_What needs to be done_.
Reproduce verbatim the stretch of the listing from the line containing "bars: [541, 180, 1198, 595]" through the line containing "Give me the", with both of those lines included.

_Data supplied_.
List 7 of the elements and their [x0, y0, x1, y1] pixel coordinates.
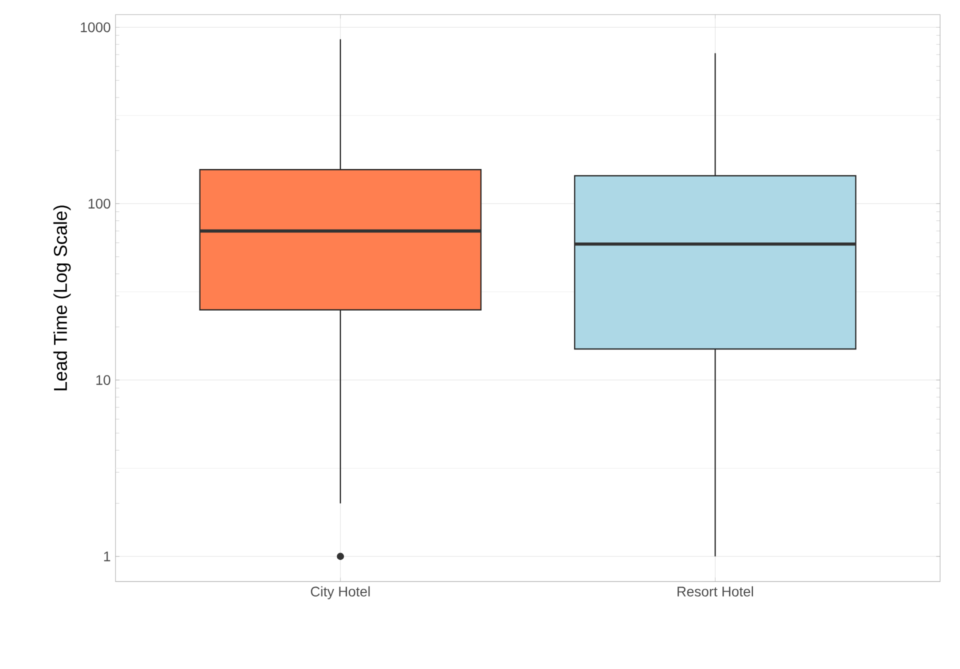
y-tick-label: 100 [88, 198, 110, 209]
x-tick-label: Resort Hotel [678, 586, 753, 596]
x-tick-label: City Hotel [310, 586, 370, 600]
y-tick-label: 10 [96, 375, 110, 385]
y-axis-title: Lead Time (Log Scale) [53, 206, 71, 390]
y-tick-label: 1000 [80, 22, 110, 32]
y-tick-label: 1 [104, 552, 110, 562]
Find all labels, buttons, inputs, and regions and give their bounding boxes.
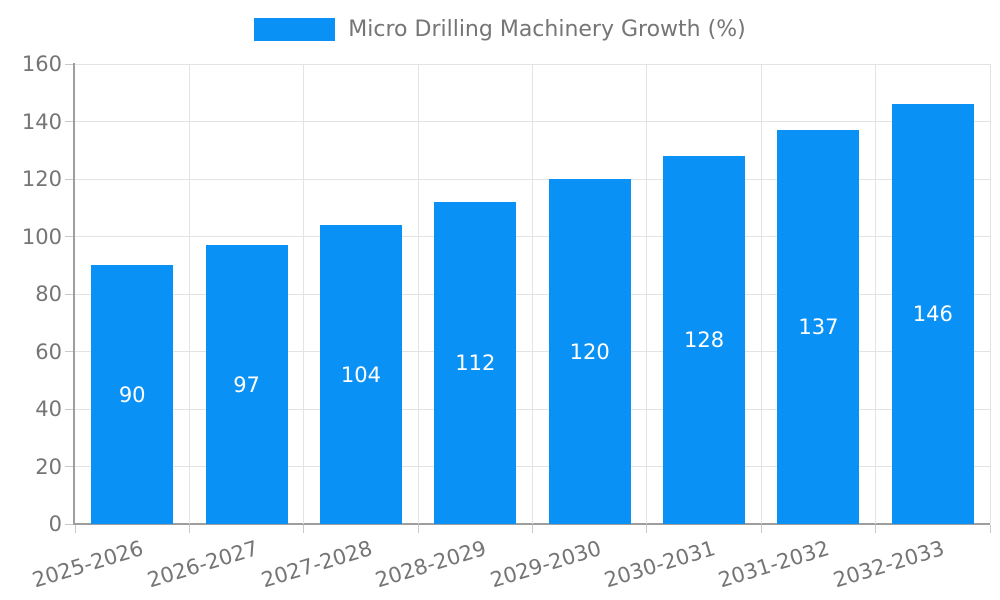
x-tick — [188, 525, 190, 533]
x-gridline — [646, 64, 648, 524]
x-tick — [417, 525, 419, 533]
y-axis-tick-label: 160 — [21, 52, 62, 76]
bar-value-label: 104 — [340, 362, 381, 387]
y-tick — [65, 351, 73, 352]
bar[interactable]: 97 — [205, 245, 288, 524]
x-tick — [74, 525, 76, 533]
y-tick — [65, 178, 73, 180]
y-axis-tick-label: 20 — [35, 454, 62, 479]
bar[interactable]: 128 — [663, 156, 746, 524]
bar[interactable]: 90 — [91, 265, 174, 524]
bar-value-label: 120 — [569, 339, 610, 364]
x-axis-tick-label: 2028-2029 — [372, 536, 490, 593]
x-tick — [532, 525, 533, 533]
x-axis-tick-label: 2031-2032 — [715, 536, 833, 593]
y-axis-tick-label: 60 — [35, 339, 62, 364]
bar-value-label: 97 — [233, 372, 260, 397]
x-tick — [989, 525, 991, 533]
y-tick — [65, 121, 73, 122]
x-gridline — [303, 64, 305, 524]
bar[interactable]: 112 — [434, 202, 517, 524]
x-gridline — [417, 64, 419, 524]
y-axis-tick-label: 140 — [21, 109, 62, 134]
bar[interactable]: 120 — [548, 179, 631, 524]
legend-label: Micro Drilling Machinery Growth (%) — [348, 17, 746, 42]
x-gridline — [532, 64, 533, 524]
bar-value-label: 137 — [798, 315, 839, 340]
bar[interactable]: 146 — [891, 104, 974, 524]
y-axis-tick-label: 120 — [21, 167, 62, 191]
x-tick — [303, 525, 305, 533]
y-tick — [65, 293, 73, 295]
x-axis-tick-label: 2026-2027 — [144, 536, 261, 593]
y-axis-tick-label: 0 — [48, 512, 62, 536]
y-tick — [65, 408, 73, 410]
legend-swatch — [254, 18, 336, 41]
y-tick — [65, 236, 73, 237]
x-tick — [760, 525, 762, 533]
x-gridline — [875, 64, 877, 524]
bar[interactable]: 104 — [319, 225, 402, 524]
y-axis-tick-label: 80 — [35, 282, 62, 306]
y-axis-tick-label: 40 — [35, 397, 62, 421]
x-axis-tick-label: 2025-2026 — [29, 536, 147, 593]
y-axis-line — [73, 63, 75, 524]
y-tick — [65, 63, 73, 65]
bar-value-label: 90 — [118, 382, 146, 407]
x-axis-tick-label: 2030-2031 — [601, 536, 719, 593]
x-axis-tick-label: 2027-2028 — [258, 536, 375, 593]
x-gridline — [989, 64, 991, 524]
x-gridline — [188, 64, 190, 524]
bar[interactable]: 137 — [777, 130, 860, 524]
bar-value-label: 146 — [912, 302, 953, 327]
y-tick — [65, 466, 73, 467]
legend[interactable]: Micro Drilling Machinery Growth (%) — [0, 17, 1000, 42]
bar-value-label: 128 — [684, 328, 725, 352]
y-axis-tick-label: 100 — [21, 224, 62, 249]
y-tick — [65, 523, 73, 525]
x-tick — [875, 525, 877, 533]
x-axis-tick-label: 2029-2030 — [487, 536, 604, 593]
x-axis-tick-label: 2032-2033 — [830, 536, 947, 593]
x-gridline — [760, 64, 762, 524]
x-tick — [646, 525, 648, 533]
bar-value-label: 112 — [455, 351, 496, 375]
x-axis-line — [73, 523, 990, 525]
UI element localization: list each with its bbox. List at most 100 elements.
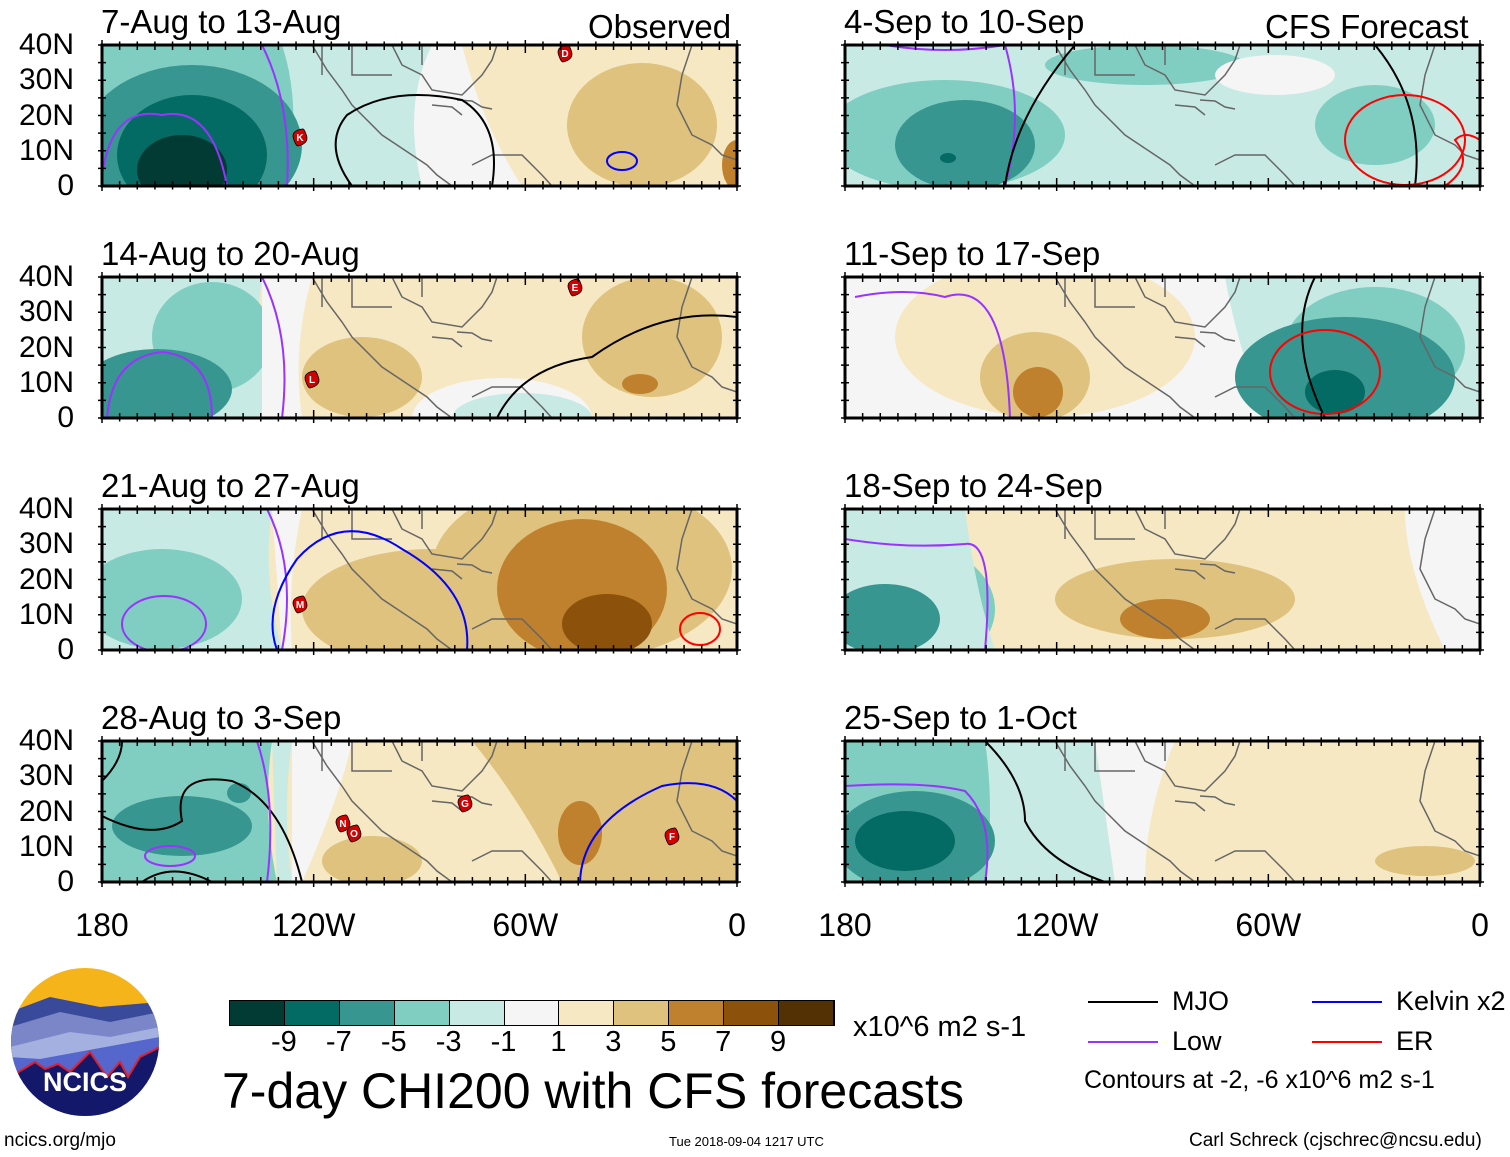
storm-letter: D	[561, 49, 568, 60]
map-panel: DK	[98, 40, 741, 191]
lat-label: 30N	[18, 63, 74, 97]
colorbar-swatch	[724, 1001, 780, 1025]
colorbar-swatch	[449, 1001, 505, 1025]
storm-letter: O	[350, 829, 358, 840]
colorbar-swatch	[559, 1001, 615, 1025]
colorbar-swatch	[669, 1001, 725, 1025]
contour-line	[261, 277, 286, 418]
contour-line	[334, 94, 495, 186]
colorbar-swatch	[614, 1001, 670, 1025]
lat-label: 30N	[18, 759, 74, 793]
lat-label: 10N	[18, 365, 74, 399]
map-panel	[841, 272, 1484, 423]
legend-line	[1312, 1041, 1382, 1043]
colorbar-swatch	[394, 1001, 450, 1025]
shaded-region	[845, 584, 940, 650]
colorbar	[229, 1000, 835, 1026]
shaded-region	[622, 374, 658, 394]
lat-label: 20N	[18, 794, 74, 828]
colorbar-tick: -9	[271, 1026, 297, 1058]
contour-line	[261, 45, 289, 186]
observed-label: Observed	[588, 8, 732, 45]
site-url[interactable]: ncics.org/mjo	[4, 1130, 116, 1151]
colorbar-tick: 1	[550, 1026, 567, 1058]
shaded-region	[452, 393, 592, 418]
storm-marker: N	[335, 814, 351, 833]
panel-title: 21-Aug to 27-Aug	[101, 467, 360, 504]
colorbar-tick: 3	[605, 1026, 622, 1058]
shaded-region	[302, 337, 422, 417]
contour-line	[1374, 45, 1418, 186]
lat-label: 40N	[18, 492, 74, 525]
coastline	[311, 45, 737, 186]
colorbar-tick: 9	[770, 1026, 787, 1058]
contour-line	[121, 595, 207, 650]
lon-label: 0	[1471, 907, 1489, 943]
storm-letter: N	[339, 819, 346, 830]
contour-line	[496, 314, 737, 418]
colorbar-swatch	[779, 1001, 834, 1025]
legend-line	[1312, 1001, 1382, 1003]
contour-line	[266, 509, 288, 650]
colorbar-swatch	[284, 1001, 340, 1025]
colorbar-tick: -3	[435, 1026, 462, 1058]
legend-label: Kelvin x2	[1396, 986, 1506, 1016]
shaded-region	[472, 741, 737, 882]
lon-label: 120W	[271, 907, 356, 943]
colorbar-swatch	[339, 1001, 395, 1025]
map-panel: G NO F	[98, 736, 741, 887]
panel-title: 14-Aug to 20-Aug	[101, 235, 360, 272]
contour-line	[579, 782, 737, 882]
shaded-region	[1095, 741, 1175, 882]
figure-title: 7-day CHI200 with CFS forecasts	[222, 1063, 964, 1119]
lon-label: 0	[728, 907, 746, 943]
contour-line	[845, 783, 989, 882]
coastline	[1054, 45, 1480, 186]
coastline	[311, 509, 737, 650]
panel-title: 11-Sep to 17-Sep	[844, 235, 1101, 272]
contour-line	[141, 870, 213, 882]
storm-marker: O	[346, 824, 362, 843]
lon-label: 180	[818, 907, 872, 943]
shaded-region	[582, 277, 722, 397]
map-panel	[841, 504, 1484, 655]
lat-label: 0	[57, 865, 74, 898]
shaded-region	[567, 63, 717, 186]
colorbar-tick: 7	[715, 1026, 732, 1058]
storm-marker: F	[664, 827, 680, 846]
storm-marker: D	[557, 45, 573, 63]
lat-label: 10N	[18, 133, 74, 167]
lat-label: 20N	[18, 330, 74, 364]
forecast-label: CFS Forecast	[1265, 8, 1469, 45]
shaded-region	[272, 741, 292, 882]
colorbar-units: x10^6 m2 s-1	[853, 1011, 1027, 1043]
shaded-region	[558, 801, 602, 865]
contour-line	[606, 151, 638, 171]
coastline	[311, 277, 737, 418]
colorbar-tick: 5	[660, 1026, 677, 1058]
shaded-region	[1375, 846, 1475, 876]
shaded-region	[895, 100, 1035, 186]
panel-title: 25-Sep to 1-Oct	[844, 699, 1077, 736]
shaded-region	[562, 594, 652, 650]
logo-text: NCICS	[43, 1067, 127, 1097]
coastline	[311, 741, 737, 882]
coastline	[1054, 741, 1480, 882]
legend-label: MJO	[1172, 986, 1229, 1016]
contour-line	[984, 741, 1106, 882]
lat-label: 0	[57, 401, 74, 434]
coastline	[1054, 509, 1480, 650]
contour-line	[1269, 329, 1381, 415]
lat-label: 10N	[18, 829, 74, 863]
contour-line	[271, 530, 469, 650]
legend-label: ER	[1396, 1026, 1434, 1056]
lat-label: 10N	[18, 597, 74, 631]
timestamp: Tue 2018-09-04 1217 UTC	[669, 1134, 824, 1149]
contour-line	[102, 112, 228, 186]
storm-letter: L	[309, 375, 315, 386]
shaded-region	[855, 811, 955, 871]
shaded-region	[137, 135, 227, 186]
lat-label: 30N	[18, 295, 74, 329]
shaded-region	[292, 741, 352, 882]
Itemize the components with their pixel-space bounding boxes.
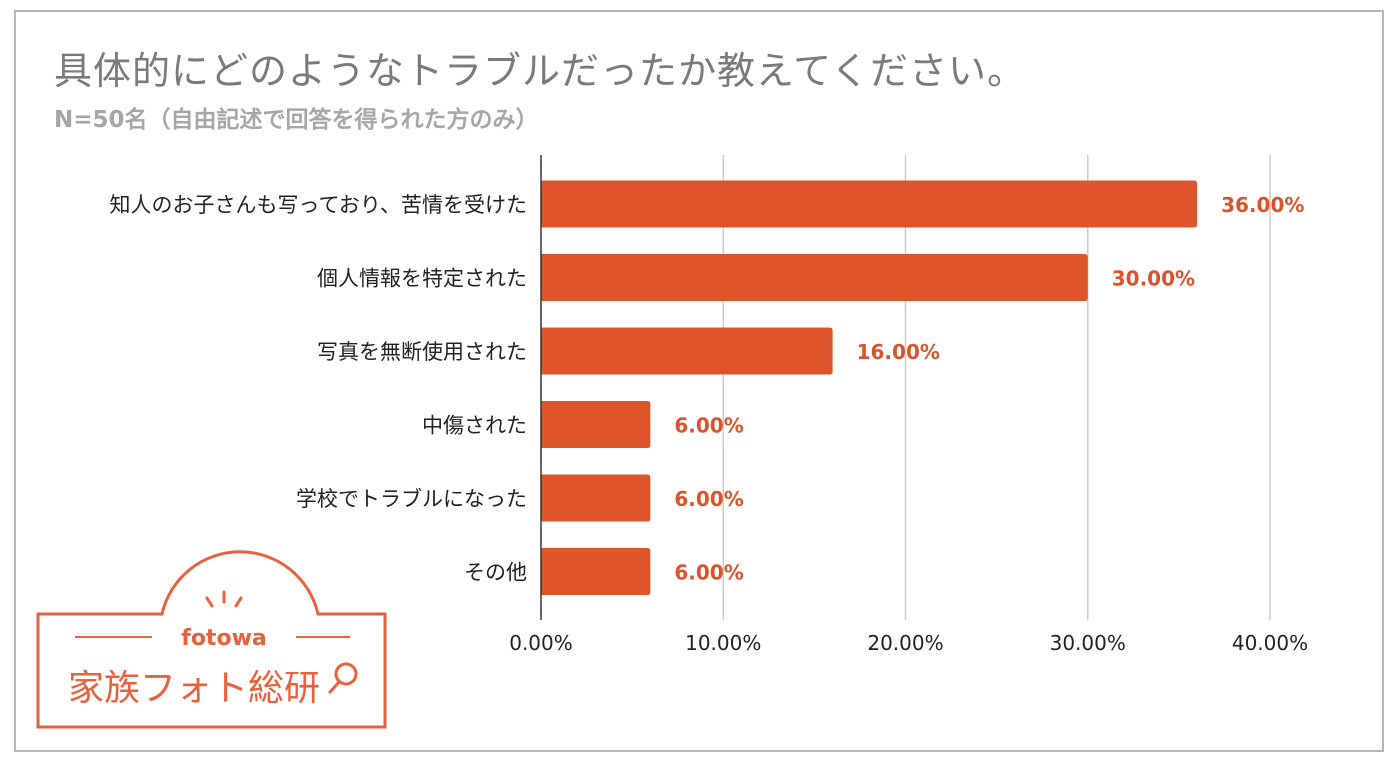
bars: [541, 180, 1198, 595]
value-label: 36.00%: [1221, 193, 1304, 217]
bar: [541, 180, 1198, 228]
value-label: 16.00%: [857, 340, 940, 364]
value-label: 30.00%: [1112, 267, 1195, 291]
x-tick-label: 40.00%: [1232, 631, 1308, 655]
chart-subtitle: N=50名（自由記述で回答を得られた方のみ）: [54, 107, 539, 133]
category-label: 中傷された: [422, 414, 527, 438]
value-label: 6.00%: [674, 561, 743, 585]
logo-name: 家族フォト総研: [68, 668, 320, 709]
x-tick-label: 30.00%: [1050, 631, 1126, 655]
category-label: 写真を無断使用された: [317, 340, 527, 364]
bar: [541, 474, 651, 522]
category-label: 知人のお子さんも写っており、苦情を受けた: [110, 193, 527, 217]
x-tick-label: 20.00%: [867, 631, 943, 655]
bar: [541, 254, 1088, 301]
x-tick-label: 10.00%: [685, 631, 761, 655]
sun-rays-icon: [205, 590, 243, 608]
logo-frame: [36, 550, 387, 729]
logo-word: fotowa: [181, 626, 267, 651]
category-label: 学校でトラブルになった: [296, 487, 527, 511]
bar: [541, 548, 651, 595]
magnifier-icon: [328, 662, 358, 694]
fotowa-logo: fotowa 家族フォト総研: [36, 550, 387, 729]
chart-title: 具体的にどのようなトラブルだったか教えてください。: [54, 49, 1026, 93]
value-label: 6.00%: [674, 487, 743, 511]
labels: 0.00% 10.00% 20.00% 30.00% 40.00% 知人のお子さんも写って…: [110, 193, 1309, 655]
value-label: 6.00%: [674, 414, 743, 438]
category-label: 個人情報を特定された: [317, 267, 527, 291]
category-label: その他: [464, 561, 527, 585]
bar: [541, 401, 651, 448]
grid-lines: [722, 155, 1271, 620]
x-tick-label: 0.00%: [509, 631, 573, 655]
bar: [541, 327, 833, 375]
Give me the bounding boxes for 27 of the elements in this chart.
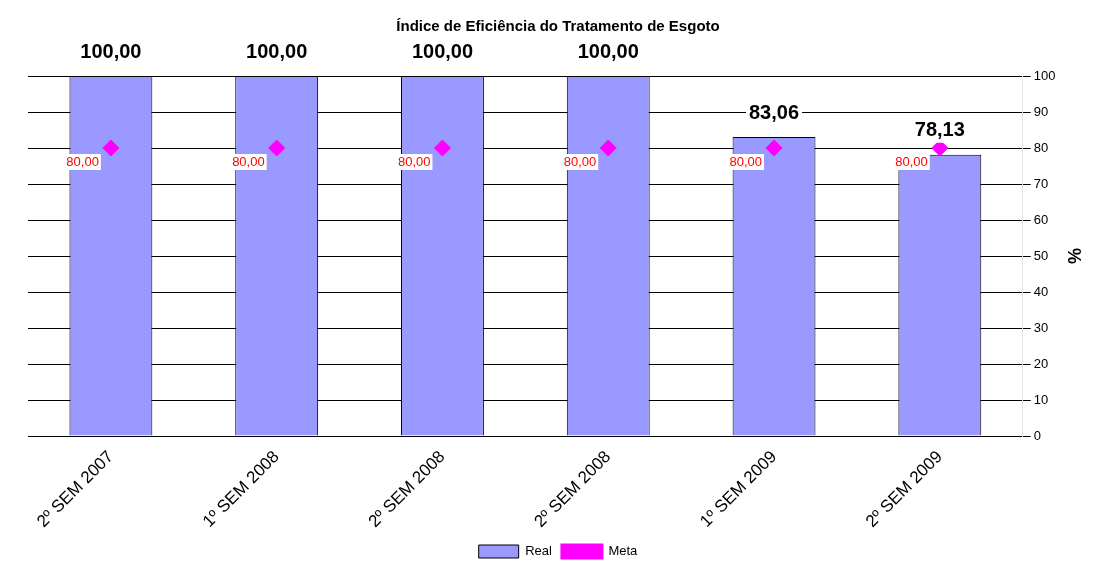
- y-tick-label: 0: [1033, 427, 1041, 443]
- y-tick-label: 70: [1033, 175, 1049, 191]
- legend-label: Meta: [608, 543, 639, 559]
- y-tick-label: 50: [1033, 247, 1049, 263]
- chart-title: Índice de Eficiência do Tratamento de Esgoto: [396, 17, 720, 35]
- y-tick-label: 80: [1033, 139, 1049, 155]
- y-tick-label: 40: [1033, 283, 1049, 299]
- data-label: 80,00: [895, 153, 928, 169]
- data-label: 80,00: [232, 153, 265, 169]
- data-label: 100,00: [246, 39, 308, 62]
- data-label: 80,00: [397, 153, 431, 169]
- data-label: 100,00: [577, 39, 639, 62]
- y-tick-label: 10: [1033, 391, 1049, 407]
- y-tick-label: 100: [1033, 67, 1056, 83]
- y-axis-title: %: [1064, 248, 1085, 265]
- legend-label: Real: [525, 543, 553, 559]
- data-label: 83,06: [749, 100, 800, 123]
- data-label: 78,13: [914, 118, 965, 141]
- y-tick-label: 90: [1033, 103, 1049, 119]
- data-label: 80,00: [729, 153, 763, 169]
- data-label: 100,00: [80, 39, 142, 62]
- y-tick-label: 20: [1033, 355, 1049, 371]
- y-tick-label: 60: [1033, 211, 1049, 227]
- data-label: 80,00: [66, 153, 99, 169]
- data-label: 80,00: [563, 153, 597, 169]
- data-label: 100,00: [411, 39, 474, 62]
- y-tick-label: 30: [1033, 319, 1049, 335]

_Completed exercise_.
bars: [541, 180, 1198, 595]
value-label: 36.00%: [1221, 193, 1304, 217]
bar: [541, 180, 1198, 228]
value-label: 16.00%: [857, 340, 940, 364]
value-label: 30.00%: [1112, 267, 1195, 291]
x-tick-label: 40.00%: [1232, 631, 1308, 655]
chart-subtitle: N=50名（自由記述で回答を得られた方のみ）: [54, 107, 539, 133]
category-label: 中傷された: [422, 414, 527, 438]
value-label: 6.00%: [674, 561, 743, 585]
logo-name: 家族フォト総研: [68, 668, 320, 709]
x-tick-label: 30.00%: [1050, 631, 1126, 655]
category-label: 写真を無断使用された: [317, 340, 527, 364]
bar: [541, 474, 651, 522]
category-label: 知人のお子さんも写っており、苦情を受けた: [110, 193, 527, 217]
x-tick-label: 20.00%: [867, 631, 943, 655]
bar: [541, 254, 1088, 301]
x-tick-label: 10.00%: [685, 631, 761, 655]
sun-rays-icon: [205, 590, 243, 608]
logo-frame: [36, 550, 387, 729]
logo-word: fotowa: [181, 626, 267, 651]
category-label: 学校でトラブルになった: [296, 487, 527, 511]
bar: [541, 548, 651, 595]
magnifier-icon: [328, 662, 358, 694]
fotowa-logo: fotowa 家族フォト総研: [36, 550, 387, 729]
chart-title: 具体的にどのようなトラブルだったか教えてください。: [54, 49, 1026, 93]
value-label: 6.00%: [674, 487, 743, 511]
labels: 0.00% 10.00% 20.00% 30.00% 40.00% 知人のお子さんも写って…: [110, 193, 1309, 655]
value-label: 6.00%: [674, 414, 743, 438]
category-label: 個人情報を特定された: [317, 267, 527, 291]
category-label: その他: [464, 561, 527, 585]
bar: [541, 401, 651, 448]
grid-lines: [722, 155, 1271, 620]
x-tick-label: 0.00%: [509, 631, 573, 655]
bar: [541, 327, 833, 375]
Give me the bounding boxes for 27 of the elements in this chart.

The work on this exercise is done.